[Page transcription records]
___

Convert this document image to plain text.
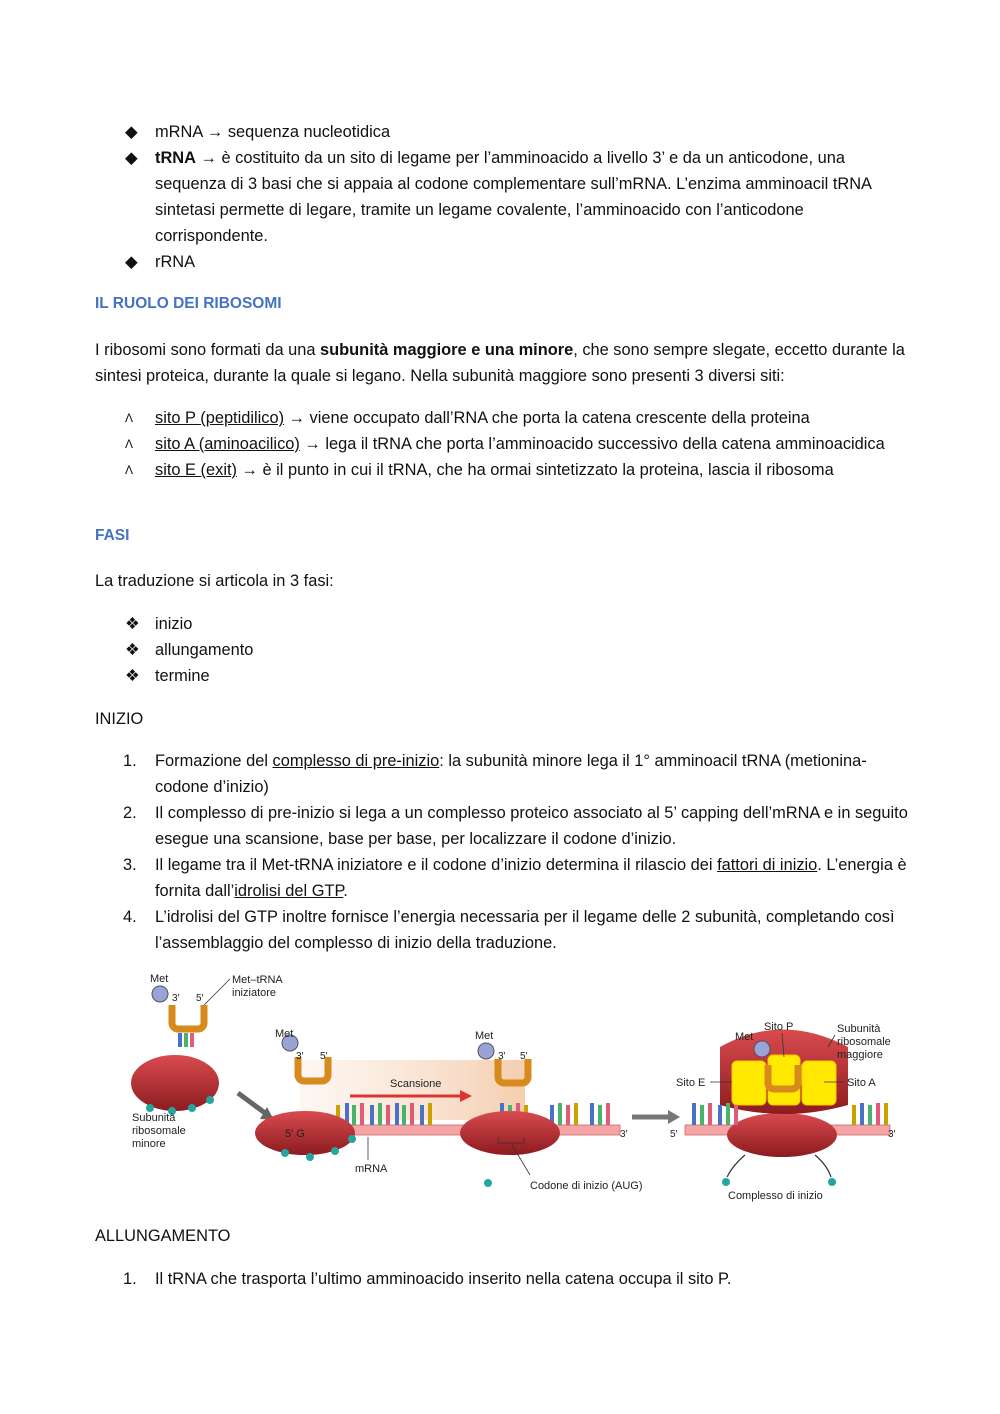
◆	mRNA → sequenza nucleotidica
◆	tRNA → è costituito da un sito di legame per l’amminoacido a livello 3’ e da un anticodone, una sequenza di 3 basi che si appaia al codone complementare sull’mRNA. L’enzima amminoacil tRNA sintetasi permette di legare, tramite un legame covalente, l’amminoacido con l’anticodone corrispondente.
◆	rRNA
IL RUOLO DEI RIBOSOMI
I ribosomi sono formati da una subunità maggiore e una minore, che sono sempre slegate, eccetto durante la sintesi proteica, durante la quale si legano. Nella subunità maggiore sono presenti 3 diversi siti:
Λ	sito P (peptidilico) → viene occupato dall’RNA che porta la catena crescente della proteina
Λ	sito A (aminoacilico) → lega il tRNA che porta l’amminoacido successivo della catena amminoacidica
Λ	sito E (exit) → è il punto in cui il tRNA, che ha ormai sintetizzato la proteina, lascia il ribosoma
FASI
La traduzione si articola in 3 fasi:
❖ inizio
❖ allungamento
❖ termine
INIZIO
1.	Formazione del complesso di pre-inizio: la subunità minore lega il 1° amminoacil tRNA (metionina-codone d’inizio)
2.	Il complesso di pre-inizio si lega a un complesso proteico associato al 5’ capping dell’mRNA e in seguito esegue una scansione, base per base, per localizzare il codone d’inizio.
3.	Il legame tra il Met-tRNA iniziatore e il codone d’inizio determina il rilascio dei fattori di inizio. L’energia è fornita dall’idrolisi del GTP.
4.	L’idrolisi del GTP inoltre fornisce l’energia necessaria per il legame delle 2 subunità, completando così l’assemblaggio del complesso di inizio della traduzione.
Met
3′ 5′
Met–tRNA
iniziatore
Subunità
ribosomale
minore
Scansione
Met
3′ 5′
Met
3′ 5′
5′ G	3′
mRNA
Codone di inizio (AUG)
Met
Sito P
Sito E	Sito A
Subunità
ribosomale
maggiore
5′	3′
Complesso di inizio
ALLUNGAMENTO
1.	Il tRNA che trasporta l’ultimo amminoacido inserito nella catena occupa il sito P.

___

→ Problem to solve
Find the word "proteina" in the entries and show each line where it is found.

→ Exercise result
Λ	sito P (peptidilico) → viene occupato dall’RNA che porta la catena crescente della proteina
Λ	sito E (exit) → è il punto in cui il tRNA, che ha ormai sintetizzato la proteina, lascia il ribosoma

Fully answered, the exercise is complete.